## START
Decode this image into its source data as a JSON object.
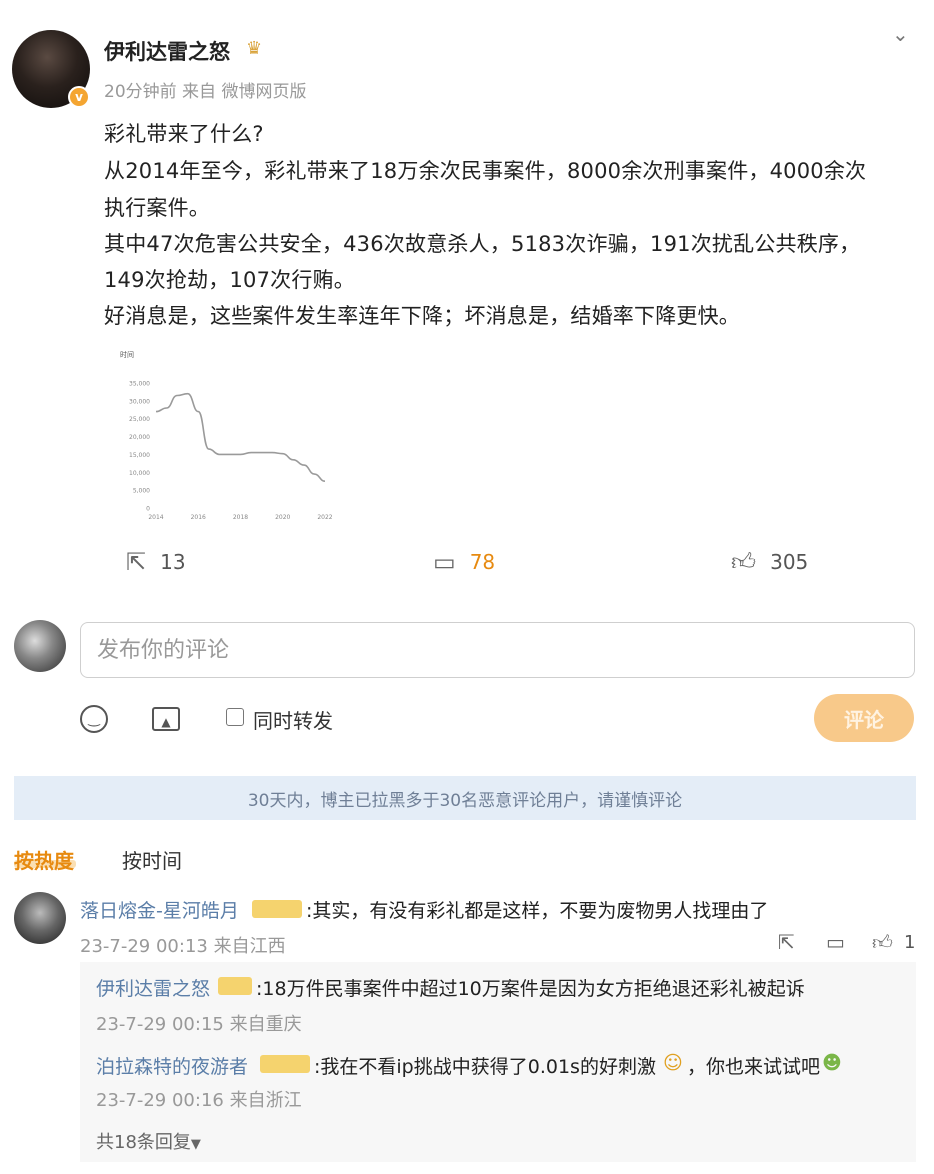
{
  "post": {
    "author": "伊利达雷之怒",
    "verified_mark": "v",
    "crown_icon": "crown-icon",
    "meta": "20分钟前  来自  微博网页版",
    "lines": [
      "彩礼带来了什么?",
      "从2014年至今，彩礼带来了18万余次民事案件，8000余次刑事案件，4000余次",
      "执行案件。",
      "其中47次危害公共安全，436次故意杀人，5183次诈骗，191次扰乱公共秩序，",
      "149次抢劫，107次行贿。",
      "好消息是，这些案件发生率连年下降；坏消息是，结婚率下降更快。"
    ]
  },
  "chart_data": {
    "type": "line",
    "title": "",
    "ylabel": "时间",
    "xlabel": "",
    "y_ticks": [
      "35,000",
      "30,000",
      "25,000",
      "20,000",
      "15,000",
      "10,000",
      "5,000",
      "0"
    ],
    "x_ticks": [
      "2014",
      "2016",
      "2018",
      "2020",
      "2022"
    ],
    "ylim": [
      0,
      35000
    ],
    "xlim": [
      2014,
      2022
    ],
    "grid": false,
    "series": [
      {
        "x": [
          2014,
          2014.5,
          2015,
          2015.5,
          2016,
          2016.5,
          2017,
          2017.5,
          2018,
          2018.5,
          2019,
          2019.5,
          2020,
          2020.5,
          2021,
          2021.5,
          2022
        ],
        "values": [
          27000,
          28000,
          31500,
          32000,
          27000,
          16500,
          15000,
          15000,
          15000,
          15500,
          15500,
          15500,
          15200,
          13500,
          12000,
          9500,
          7500
        ]
      }
    ]
  },
  "actions": {
    "share_icon": "share-icon",
    "share_count": "13",
    "comment_icon": "comment-icon",
    "comment_count": "78",
    "like_icon": "like-icon",
    "like_count": "305"
  },
  "compose": {
    "placeholder": "发布你的评论",
    "forward_label": "同时转发",
    "submit_label": "评论"
  },
  "notice": "30天内，博主已拉黑多于30名恶意评论用户，请谨慎评论",
  "sort": {
    "hot": "按热度",
    "time": "按时间"
  },
  "comments": [
    {
      "user": "落日熔金-星河皓月",
      "text": ":其实，有没有彩礼都是这样，不要为废物男人找理由了",
      "meta": "23-7-29 00:13  来自江西",
      "like_count": "1",
      "replies": [
        {
          "user": "伊利达雷之怒",
          "text": ":18万件民事案件中超过10万案件是因为女方拒绝退还彩礼被起诉",
          "meta": "23-7-29 00:15  来自重庆"
        },
        {
          "user": "泊拉森特的夜游者",
          "text": ":我在不看ip挑战中获得了0.01s的好刺激",
          "text_tail": "，你也来试试吧",
          "meta": "23-7-29 00:16  来自浙江"
        }
      ],
      "reply_count": "共18条回复"
    }
  ],
  "colors": {
    "accent": "#e78a10",
    "link": "#5b7ea8",
    "notice_bg": "#e4edf7",
    "submit_bg": "#f8c98a"
  }
}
## END
Repeat all of the data above word for word, minus the pictures.

Decode this image into its source data as a JSON object.
{
  "post": {
    "author": "伊利达雷之怒",
    "verified_mark": "v",
    "crown_icon": "crown-icon",
    "meta": "20分钟前  来自  微博网页版",
    "lines": [
      "彩礼带来了什么?",
      "从2014年至今，彩礼带来了18万余次民事案件，8000余次刑事案件，4000余次",
      "执行案件。",
      "其中47次危害公共安全，436次故意杀人，5183次诈骗，191次扰乱公共秩序，",
      "149次抢劫，107次行贿。",
      "好消息是，这些案件发生率连年下降；坏消息是，结婚率下降更快。"
    ]
  },
  "chart_data": {
    "type": "line",
    "title": "",
    "ylabel": "时间",
    "xlabel": "",
    "y_ticks": [
      "35,000",
      "30,000",
      "25,000",
      "20,000",
      "15,000",
      "10,000",
      "5,000",
      "0"
    ],
    "x_ticks": [
      "2014",
      "2016",
      "2018",
      "2020",
      "2022"
    ],
    "ylim": [
      0,
      35000
    ],
    "xlim": [
      2014,
      2022
    ],
    "grid": false,
    "series": [
      {
        "x": [
          2014,
          2014.5,
          2015,
          2015.5,
          2016,
          2016.5,
          2017,
          2017.5,
          2018,
          2018.5,
          2019,
          2019.5,
          2020,
          2020.5,
          2021,
          2021.5,
          2022
        ],
        "values": [
          27000,
          28000,
          31500,
          32000,
          27000,
          16500,
          15000,
          15000,
          15000,
          15500,
          15500,
          15500,
          15200,
          13500,
          12000,
          9500,
          7500
        ]
      }
    ]
  },
  "actions": {
    "share_icon": "share-icon",
    "share_count": "13",
    "comment_icon": "comment-icon",
    "comment_count": "78",
    "like_icon": "like-icon",
    "like_count": "305"
  },
  "compose": {
    "placeholder": "发布你的评论",
    "forward_label": "同时转发",
    "submit_label": "评论"
  },
  "notice": "30天内，博主已拉黑多于30名恶意评论用户，请谨慎评论",
  "sort": {
    "hot": "按热度",
    "time": "按时间"
  },
  "comments": [
    {
      "user": "落日熔金-星河皓月",
      "text": ":其实，有没有彩礼都是这样，不要为废物男人找理由了",
      "meta": "23-7-29 00:13  来自江西",
      "like_count": "1",
      "replies": [
        {
          "user": "伊利达雷之怒",
          "text": ":18万件民事案件中超过10万案件是因为女方拒绝退还彩礼被起诉",
          "meta": "23-7-29 00:15  来自重庆"
        },
        {
          "user": "泊拉森特的夜游者",
          "text": ":我在不看ip挑战中获得了0.01s的好刺激",
          "text_tail": "，你也来试试吧",
          "meta": "23-7-29 00:16  来自浙江"
        }
      ],
      "reply_count": "共18条回复"
    }
  ],
  "colors": {
    "accent": "#e78a10",
    "link": "#5b7ea8",
    "notice_bg": "#e4edf7",
    "submit_bg": "#f8c98a"
  }
}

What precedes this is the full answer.